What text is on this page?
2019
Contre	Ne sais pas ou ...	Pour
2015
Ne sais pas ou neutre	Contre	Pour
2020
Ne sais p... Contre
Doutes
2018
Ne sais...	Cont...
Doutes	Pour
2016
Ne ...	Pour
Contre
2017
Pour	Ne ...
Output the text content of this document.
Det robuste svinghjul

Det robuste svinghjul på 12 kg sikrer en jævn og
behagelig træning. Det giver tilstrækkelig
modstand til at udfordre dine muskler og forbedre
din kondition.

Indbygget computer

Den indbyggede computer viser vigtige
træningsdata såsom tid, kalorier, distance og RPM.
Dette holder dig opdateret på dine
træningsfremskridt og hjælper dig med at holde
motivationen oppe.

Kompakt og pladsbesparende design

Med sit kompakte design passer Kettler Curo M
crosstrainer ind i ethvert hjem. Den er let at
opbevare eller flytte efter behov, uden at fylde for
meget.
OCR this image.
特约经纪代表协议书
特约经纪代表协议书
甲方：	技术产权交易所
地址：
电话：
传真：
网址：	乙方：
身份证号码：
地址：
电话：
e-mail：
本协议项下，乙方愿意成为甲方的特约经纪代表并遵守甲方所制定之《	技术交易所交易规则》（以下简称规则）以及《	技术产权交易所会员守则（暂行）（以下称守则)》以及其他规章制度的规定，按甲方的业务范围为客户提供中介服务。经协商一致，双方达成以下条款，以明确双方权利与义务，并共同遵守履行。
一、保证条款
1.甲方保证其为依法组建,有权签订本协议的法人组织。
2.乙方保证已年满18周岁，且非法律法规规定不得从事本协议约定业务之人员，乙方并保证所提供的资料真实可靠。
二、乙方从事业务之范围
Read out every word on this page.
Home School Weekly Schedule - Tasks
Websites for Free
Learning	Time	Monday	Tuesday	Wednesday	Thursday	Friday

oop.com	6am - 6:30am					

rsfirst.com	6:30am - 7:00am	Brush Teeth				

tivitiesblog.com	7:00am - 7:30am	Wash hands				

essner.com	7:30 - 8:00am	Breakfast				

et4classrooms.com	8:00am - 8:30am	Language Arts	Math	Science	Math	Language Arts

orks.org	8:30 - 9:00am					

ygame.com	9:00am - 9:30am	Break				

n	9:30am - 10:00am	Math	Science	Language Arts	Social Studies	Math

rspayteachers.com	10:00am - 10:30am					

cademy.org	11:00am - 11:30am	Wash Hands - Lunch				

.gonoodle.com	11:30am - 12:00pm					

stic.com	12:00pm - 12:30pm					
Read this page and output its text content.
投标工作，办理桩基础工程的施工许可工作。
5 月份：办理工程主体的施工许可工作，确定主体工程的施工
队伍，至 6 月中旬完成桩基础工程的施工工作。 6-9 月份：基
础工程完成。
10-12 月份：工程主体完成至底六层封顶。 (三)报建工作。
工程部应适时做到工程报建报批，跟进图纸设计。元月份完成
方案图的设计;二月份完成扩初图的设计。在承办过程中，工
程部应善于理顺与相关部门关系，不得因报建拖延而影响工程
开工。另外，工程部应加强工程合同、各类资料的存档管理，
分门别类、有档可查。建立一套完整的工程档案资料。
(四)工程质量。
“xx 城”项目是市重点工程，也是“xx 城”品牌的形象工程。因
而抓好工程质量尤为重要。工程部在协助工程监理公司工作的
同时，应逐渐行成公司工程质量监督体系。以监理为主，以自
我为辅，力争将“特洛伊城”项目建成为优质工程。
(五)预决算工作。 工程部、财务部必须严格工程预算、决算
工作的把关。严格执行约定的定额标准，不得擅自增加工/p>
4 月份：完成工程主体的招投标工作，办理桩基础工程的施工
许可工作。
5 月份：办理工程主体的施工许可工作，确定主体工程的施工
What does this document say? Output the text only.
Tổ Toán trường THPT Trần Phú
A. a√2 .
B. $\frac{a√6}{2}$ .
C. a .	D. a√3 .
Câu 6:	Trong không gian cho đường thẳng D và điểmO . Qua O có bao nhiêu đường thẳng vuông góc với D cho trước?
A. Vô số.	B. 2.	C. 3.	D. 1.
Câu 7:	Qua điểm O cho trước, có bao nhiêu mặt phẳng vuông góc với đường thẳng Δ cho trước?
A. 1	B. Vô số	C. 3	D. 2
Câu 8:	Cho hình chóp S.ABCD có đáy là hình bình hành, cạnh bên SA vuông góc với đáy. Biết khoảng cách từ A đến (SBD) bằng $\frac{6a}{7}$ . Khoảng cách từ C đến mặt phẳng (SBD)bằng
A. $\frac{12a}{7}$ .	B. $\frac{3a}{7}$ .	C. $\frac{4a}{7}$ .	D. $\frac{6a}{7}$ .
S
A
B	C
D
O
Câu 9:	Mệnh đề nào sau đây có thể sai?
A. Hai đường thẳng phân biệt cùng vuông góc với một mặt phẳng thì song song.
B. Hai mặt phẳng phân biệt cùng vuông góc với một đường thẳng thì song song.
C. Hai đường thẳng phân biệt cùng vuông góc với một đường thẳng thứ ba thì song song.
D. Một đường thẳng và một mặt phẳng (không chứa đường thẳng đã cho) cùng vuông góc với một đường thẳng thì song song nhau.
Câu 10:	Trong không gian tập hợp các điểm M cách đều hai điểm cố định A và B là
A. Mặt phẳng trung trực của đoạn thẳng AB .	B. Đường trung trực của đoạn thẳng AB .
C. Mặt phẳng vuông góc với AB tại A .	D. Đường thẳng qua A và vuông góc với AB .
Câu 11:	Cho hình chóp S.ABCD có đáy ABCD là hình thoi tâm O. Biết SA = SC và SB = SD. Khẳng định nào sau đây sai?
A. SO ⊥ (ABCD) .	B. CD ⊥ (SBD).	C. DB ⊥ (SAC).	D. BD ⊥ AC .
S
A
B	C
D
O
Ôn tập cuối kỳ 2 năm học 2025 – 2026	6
+===+
YOUR GOAL:
Reproduce the full listing word for word.

THE ANSWER:
What text is on this page?
2019
Contre	Ne sais pas ou ...	Pour
2015
Ne sais pas ou neutre	Contre	Pour
2020
Ne sais p... Contre
Doutes
2018
Ne sais...	Cont...
Doutes	Pour
2016
Ne ...	Pour
Contre
2017
Pour	Ne ...
Output the text content of this document.
Det robuste svinghjul

Det robuste svinghjul på 12 kg sikrer en jævn og
behagelig træning. Det giver tilstrækkelig
modstand til at udfordre dine muskler og forbedre
din kondition.

Indbygget computer

Den indbyggede computer viser vigtige
træningsdata såsom tid, kalorier, distance og RPM.
Dette holder dig opdateret på dine
træningsfremskridt og hjælper dig med at holde
motivationen oppe.

Kompakt og pladsbesparende design

Med sit kompakte design passer Kettler Curo M
crosstrainer ind i ethvert hjem. Den er let at
opbevare eller flytte efter behov, uden at fylde for
meget.
OCR this image.
特约经纪代表协议书
特约经纪代表协议书
甲方：	技术产权交易所
地址：
电话：
传真：
网址：	乙方：
身份证号码：
地址：
电话：
e-mail：
本协议项下，乙方愿意成为甲方的特约经纪代表并遵守甲方所制定之《	技术交易所交易规则》（以下简称规则）以及《	技术产权交易所会员守则（暂行）（以下称守则)》以及其他规章制度的规定，按甲方的业务范围为客户提供中介服务。经协商一致，双方达成以下条款，以明确双方权利与义务，并共同遵守履行。
一、保证条款
1.甲方保证其为依法组建,有权签订本协议的法人组织。
2.乙方保证已年满18周岁，且非法律法规规定不得从事本协议约定业务之人员，乙方并保证所提供的资料真实可靠。
二、乙方从事业务之范围
Read out every word on this page.
Home School Weekly Schedule - Tasks
Websites for Free
Learning	Time	Monday	Tuesday	Wednesday	Thursday	Friday

oop.com	6am - 6:30am					

rsfirst.com	6:30am - 7:00am	Brush Teeth				

tivitiesblog.com	7:00am - 7:30am	Wash hands				

essner.com	7:30 - 8:00am	Breakfast				

et4classrooms.com	8:00am - 8:30am	Language Arts	Math	Science	Math	Language Arts

orks.org	8:30 - 9:00am					

ygame.com	9:00am - 9:30am	Break				

n	9:30am - 10:00am	Math	Science	Language Arts	Social Studies	Math

rspayteachers.com	10:00am - 10:30am					

cademy.org	11:00am - 11:30am	Wash Hands - Lunch				

.gonoodle.com	11:30am - 12:00pm					

stic.com	12:00pm - 12:30pm					
Read this page and output its text content.
投标工作，办理桩基础工程的施工许可工作。
5 月份：办理工程主体的施工许可工作，确定主体工程的施工
队伍，至 6 月中旬完成桩基础工程的施工工作。 6-9 月份：基
础工程完成。
10-12 月份：工程主体完成至底六层封顶。 (三)报建工作。
工程部应适时做到工程报建报批，跟进图纸设计。元月份完成
方案图的设计;二月份完成扩初图的设计。在承办过程中，工
程部应善于理顺与相关部门关系，不得因报建拖延而影响工程
开工。另外，工程部应加强工程合同、各类资料的存档管理，
分门别类、有档可查。建立一套完整的工程档案资料。
(四)工程质量。
“xx 城”项目是市重点工程，也是“xx 城”品牌的形象工程。因
而抓好工程质量尤为重要。工程部在协助工程监理公司工作的
同时，应逐渐行成公司工程质量监督体系。以监理为主，以自
我为辅，力争将“特洛伊城”项目建成为优质工程。
(五)预决算工作。 工程部、财务部必须严格工程预算、决算
工作的把关。严格执行约定的定额标准，不得擅自增加工/p>
4 月份：完成工程主体的招投标工作，办理桩基础工程的施工
许可工作。
5 月份：办理工程主体的施工许可工作，确定主体工程的施工
What does this document say? Output the text only.
Tổ Toán trường THPT Trần Phú
A. a√2 .
B. $\frac{a√6}{2}$ .
C. a .	D. a√3 .
Câu 6:	Trong không gian cho đường thẳng D và điểmO . Qua O có bao nhiêu đường thẳng vuông góc với D cho trước?
A. Vô số.	B. 2.	C. 3.	D. 1.
Câu 7:	Qua điểm O cho trước, có bao nhiêu mặt phẳng vuông góc với đường thẳng Δ cho trước?
A. 1	B. Vô số	C. 3	D. 2
Câu 8:	Cho hình chóp S.ABCD có đáy là hình bình hành, cạnh bên SA vuông góc với đáy. Biết khoảng cách từ A đến (SBD) bằng $\frac{6a}{7}$ . Khoảng cách từ C đến mặt phẳng (SBD)bằng
A. $\frac{12a}{7}$ .	B. $\frac{3a}{7}$ .	C. $\frac{4a}{7}$ .	D. $\frac{6a}{7}$ .
S
A
B	C
D
O
Câu 9:	Mệnh đề nào sau đây có thể sai?
A. Hai đường thẳng phân biệt cùng vuông góc với một mặt phẳng thì song song.
B. Hai mặt phẳng phân biệt cùng vuông góc với một đường thẳng thì song song.
C. Hai đường thẳng phân biệt cùng vuông góc với một đường thẳng thứ ba thì song song.
D. Một đường thẳng và một mặt phẳng (không chứa đường thẳng đã cho) cùng vuông góc với một đường thẳng thì song song nhau.
Câu 10:	Trong không gian tập hợp các điểm M cách đều hai điểm cố định A và B là
A. Mặt phẳng trung trực của đoạn thẳng AB .	B. Đường trung trực của đoạn thẳng AB .
C. Mặt phẳng vuông góc với AB tại A .	D. Đường thẳng qua A và vuông góc với AB .
Câu 11:	Cho hình chóp S.ABCD có đáy ABCD là hình thoi tâm O. Biết SA = SC và SB = SD. Khẳng định nào sau đây sai?
A. SO ⊥ (ABCD) .	B. CD ⊥ (SBD).	C. DB ⊥ (SAC).	D. BD ⊥ AC .
S
A
B	C
D
O
Ôn tập cuối kỳ 2 năm học 2025 – 2026	6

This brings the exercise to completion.